> [Supplied material]
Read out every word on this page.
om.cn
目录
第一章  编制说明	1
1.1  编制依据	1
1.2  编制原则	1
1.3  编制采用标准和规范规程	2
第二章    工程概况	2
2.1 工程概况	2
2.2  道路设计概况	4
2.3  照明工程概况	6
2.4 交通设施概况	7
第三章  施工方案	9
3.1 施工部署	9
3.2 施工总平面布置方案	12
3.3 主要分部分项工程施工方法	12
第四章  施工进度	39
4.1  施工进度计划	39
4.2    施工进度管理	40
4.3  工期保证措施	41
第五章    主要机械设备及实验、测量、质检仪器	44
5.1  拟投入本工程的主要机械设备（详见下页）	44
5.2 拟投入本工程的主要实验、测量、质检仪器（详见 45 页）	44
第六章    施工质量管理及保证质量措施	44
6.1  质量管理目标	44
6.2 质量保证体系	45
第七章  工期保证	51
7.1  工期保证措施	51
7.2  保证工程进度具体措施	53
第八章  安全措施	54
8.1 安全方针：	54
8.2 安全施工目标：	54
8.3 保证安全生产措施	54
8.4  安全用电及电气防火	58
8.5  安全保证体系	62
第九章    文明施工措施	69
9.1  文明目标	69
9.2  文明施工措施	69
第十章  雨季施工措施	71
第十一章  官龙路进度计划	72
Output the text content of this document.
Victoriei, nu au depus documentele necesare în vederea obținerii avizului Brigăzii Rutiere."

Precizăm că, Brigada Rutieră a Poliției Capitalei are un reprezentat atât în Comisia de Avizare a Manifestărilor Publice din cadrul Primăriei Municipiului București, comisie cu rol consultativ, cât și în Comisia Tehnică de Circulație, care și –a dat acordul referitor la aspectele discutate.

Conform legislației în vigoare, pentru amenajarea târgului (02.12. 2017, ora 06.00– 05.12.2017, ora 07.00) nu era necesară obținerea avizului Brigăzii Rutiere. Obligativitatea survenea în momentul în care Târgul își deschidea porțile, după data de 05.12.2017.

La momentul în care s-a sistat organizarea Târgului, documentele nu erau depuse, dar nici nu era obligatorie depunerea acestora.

> [Task requirements] Write down every line of the data exactly as it appears above.

> [Output]
Read out every word on this page.
om.cn
目录
第一章  编制说明	1
1.1  编制依据	1
1.2  编制原则	1
1.3  编制采用标准和规范规程	2
第二章    工程概况	2
2.1 工程概况	2
2.2  道路设计概况	4
2.3  照明工程概况	6
2.4 交通设施概况	7
第三章  施工方案	9
3.1 施工部署	9
3.2 施工总平面布置方案	12
3.3 主要分部分项工程施工方法	12
第四章  施工进度	39
4.1  施工进度计划	39
4.2    施工进度管理	40
4.3  工期保证措施	41
第五章    主要机械设备及实验、测量、质检仪器	44
5.1  拟投入本工程的主要机械设备（详见下页）	44
5.2 拟投入本工程的主要实验、测量、质检仪器（详见 45 页）	44
第六章    施工质量管理及保证质量措施	44
6.1  质量管理目标	44
6.2 质量保证体系	45
第七章  工期保证	51
7.1  工期保证措施	51
7.2  保证工程进度具体措施	53
第八章  安全措施	54
8.1 安全方针：	54
8.2 安全施工目标：	54
8.3 保证安全生产措施	54
8.4  安全用电及电气防火	58
8.5  安全保证体系	62
第九章    文明施工措施	69
9.1  文明目标	69
9.2  文明施工措施	69
第十章  雨季施工措施	71
第十一章  官龙路进度计划	72
Output the text content of this document.
Victoriei, nu au depus documentele necesare în vederea obținerii avizului Brigăzii Rutiere."

Precizăm că, Brigada Rutieră a Poliției Capitalei are un reprezentat atât în Comisia de Avizare a Manifestărilor Publice din cadrul Primăriei Municipiului București, comisie cu rol consultativ, cât și în Comisia Tehnică de Circulație, care și –a dat acordul referitor la aspectele discutate.

Conform legislației în vigoare, pentru amenajarea târgului (02.12. 2017, ora 06.00– 05.12.2017, ora 07.00) nu era necesară obținerea avizului Brigăzii Rutiere. Obligativitatea survenea în momentul în care Târgul își deschidea porțile, după data de 05.12.2017.

La momentul în care s-a sistat organizarea Târgului, documentele nu erau depuse, dar nici nu era obligatorie depunerea acestora.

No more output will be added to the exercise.